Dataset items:
** BEGIN **
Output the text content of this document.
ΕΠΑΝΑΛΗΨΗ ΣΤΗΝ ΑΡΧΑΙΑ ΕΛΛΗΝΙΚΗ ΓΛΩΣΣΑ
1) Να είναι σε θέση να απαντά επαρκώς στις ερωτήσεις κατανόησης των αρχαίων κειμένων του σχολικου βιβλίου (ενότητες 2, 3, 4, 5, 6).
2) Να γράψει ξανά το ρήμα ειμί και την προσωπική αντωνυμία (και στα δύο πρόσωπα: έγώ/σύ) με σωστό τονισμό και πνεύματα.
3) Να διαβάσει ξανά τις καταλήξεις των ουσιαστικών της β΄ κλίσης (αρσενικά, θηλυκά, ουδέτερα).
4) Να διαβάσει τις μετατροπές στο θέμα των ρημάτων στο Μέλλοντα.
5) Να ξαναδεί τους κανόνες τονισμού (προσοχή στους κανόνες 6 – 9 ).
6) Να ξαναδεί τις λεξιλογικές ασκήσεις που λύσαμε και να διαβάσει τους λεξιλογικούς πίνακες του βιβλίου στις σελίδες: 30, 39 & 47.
** END **
** BEGIN **
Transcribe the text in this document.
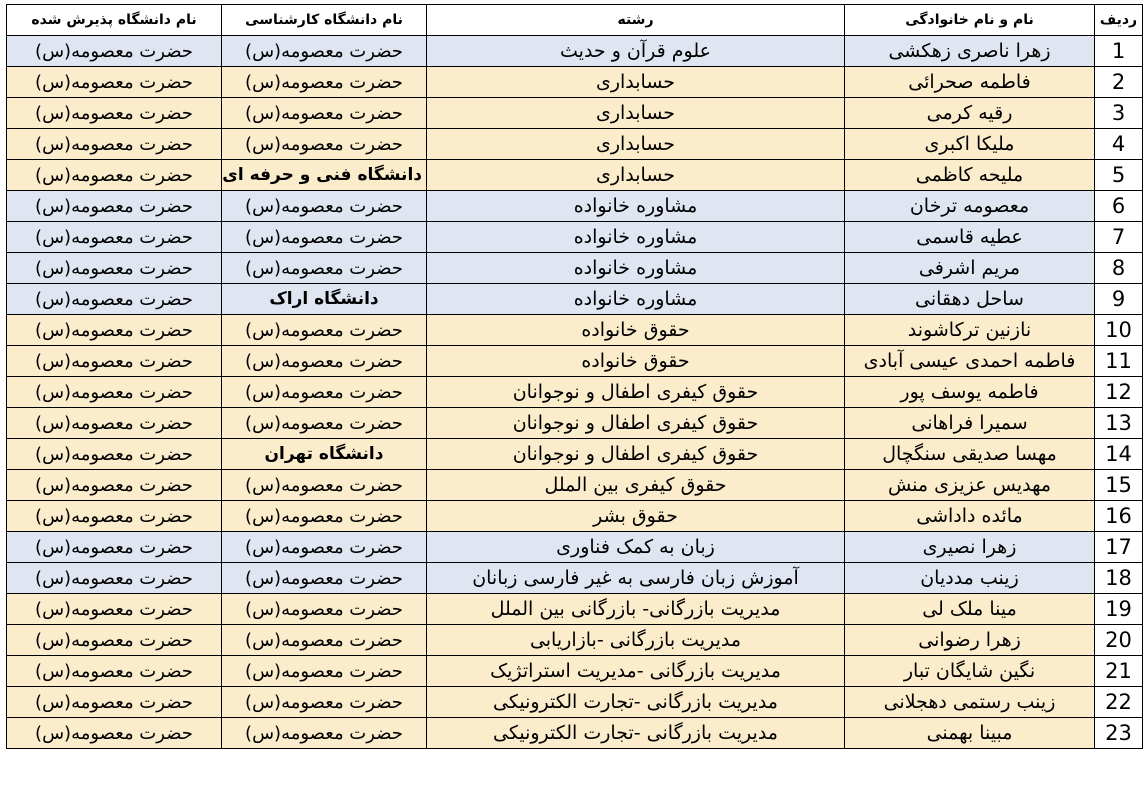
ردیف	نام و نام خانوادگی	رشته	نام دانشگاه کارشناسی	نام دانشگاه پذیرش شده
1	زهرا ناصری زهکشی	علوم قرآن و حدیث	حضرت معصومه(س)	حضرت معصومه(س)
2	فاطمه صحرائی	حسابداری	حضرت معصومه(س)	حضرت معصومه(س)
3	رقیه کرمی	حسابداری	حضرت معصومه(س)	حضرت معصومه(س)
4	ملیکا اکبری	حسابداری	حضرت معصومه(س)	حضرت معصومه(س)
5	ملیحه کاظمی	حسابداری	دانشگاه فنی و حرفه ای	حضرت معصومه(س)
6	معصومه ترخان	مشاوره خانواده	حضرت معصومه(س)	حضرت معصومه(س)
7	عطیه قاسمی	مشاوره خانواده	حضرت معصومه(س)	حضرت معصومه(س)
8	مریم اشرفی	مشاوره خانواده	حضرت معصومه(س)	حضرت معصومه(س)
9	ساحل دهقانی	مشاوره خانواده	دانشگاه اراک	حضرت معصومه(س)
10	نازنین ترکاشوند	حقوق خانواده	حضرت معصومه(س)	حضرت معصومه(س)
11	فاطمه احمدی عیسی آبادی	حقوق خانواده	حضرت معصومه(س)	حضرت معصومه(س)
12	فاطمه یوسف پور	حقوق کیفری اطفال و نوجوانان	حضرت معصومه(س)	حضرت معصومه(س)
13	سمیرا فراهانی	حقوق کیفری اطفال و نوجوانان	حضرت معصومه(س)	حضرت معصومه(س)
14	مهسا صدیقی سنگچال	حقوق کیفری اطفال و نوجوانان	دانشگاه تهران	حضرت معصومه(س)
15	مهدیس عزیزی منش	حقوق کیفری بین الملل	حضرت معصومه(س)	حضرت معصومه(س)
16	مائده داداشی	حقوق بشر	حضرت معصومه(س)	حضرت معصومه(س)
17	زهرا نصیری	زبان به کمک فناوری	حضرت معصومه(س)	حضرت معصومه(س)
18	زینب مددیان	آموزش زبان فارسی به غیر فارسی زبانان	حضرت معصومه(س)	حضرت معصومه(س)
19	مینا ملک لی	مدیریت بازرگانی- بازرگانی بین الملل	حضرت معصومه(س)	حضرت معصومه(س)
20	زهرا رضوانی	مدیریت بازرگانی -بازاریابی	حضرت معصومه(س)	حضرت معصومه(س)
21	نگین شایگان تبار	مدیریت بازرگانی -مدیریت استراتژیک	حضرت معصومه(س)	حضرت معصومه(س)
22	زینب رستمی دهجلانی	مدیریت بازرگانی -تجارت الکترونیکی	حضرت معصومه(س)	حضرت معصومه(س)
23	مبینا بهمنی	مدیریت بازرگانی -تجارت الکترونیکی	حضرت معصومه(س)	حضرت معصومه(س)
** END **
** BEGIN **
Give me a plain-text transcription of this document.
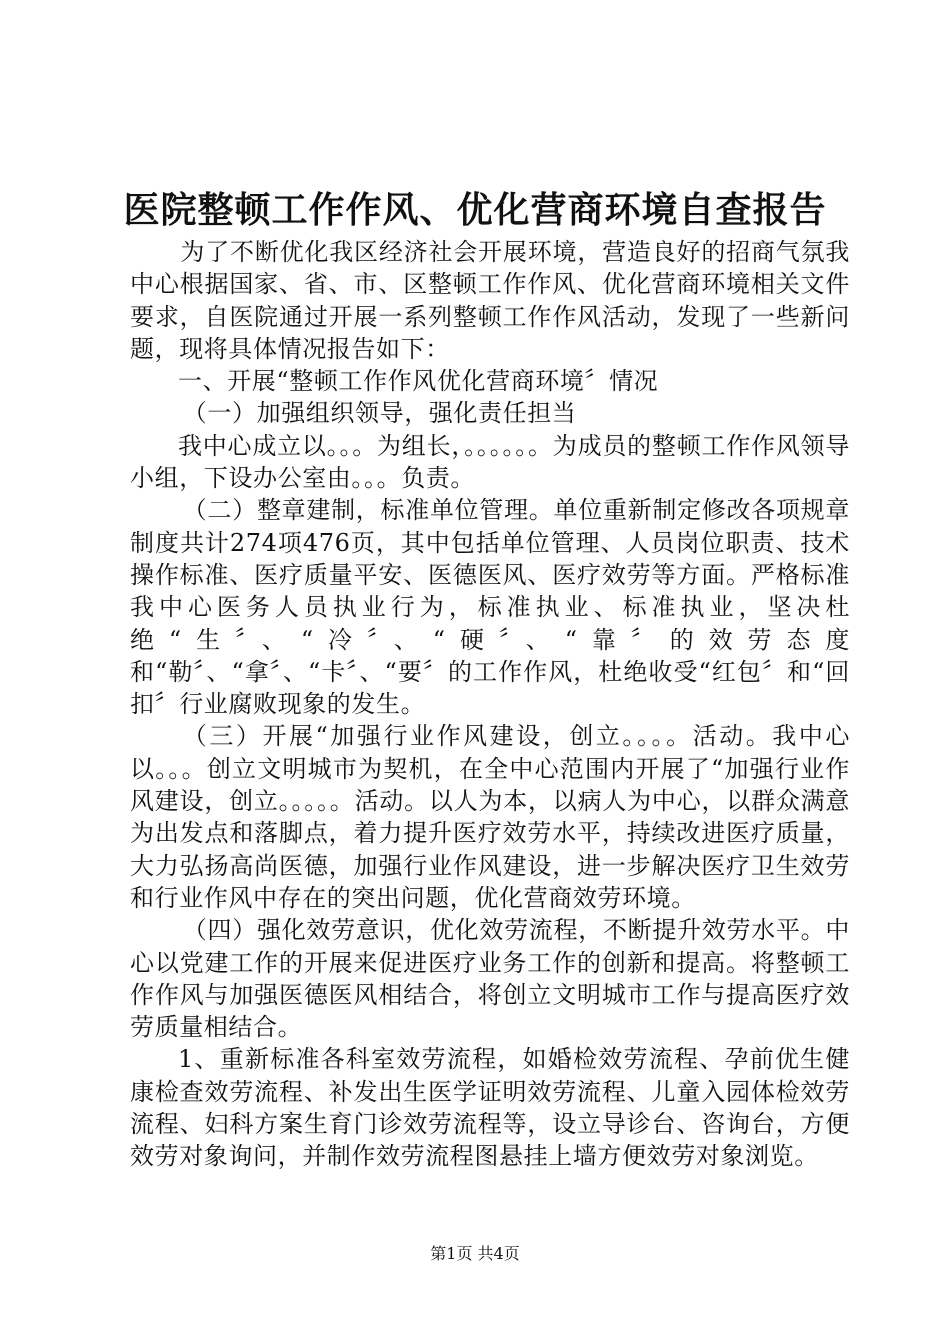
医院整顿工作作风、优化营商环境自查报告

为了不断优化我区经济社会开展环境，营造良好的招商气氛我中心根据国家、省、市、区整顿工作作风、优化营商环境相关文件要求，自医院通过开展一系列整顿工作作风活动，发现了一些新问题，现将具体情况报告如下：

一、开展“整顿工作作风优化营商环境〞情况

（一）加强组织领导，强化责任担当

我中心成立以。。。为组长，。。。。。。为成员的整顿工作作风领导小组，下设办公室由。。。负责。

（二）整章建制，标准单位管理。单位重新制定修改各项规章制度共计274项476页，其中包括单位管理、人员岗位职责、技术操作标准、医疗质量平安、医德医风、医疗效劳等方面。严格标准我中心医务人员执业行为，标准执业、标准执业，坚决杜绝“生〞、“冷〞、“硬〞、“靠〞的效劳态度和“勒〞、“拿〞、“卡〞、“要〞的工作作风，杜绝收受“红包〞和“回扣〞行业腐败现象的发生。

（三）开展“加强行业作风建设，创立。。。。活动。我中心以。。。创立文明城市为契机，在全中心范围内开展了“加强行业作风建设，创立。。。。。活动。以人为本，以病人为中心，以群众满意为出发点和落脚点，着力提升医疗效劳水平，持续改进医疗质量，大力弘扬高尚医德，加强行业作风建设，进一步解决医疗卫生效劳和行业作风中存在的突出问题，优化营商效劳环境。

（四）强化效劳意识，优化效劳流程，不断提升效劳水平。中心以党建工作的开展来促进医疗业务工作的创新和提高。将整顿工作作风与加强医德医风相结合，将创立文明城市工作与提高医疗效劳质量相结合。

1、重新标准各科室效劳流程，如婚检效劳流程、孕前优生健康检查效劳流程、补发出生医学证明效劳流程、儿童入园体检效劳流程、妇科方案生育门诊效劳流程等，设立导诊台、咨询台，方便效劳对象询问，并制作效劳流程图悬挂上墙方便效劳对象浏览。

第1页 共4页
** END **
Task prompt
Collect the lines of the data that carry the word "دانشگاه".

Exercise output
ردیف	نام و نام خانوادگی	رشته	نام دانشگاه کارشناسی	نام دانشگاه پذیرش شده
5	ملیحه کاظمی	حسابداری	دانشگاه فنی و حرفه ای	حضرت معصومه(س)
9	ساحل دهقانی	مشاوره خانواده	دانشگاه اراک	حضرت معصومه(س)
14	مهسا صدیقی سنگچال	حقوق کیفری اطفال و نوجوانان	دانشگاه تهران	حضرت معصومه(س)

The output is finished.